* Aim of the task: Look for the string "this" in the lines and copy each line that has it.
:::::
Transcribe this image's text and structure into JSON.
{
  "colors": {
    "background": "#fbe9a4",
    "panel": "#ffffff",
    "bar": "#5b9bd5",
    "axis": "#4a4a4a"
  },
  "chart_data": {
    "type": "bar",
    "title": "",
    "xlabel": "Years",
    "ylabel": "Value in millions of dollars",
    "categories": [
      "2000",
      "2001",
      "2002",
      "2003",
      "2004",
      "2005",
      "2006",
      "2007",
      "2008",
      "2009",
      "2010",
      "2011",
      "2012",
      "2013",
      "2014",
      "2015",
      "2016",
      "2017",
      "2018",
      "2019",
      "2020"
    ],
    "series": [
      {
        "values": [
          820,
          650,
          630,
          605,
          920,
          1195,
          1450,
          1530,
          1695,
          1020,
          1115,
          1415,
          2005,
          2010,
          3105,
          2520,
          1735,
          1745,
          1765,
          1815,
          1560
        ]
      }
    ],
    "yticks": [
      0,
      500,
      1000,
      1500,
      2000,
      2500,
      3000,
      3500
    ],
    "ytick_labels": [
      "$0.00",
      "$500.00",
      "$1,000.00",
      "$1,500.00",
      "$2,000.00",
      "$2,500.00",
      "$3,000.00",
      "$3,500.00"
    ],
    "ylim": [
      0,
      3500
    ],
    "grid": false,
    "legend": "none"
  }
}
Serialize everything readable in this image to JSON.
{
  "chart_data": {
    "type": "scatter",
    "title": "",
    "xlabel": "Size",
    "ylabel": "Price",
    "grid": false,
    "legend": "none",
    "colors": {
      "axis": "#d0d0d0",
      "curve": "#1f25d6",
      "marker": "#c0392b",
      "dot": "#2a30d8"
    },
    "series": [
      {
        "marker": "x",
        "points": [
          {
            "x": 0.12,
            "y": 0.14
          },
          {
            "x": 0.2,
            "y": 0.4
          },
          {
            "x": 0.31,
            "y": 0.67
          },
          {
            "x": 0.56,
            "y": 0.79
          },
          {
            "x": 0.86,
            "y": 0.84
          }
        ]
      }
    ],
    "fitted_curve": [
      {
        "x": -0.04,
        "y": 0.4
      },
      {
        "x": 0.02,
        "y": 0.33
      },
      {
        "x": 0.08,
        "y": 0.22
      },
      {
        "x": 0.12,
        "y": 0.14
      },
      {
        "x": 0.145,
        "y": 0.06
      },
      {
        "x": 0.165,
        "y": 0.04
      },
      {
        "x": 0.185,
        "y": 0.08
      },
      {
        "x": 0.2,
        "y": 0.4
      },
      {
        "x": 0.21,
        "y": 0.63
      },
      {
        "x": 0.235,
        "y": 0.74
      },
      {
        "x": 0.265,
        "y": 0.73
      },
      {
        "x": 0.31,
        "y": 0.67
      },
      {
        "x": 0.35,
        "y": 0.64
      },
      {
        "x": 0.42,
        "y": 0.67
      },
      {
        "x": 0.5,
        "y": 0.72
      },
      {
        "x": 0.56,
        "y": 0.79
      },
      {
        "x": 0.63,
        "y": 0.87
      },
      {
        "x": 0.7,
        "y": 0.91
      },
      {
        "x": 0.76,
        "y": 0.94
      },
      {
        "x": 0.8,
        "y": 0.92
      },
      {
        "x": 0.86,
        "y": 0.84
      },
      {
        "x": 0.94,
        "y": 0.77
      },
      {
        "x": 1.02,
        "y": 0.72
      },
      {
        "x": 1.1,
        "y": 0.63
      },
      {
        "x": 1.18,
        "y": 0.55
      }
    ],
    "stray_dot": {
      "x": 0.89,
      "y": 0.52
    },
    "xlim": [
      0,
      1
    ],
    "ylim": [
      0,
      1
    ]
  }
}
:::::
* Solution to the problem:
Transcribe this image's text and structure into JSON.
Serialize everything readable in this image to JSON.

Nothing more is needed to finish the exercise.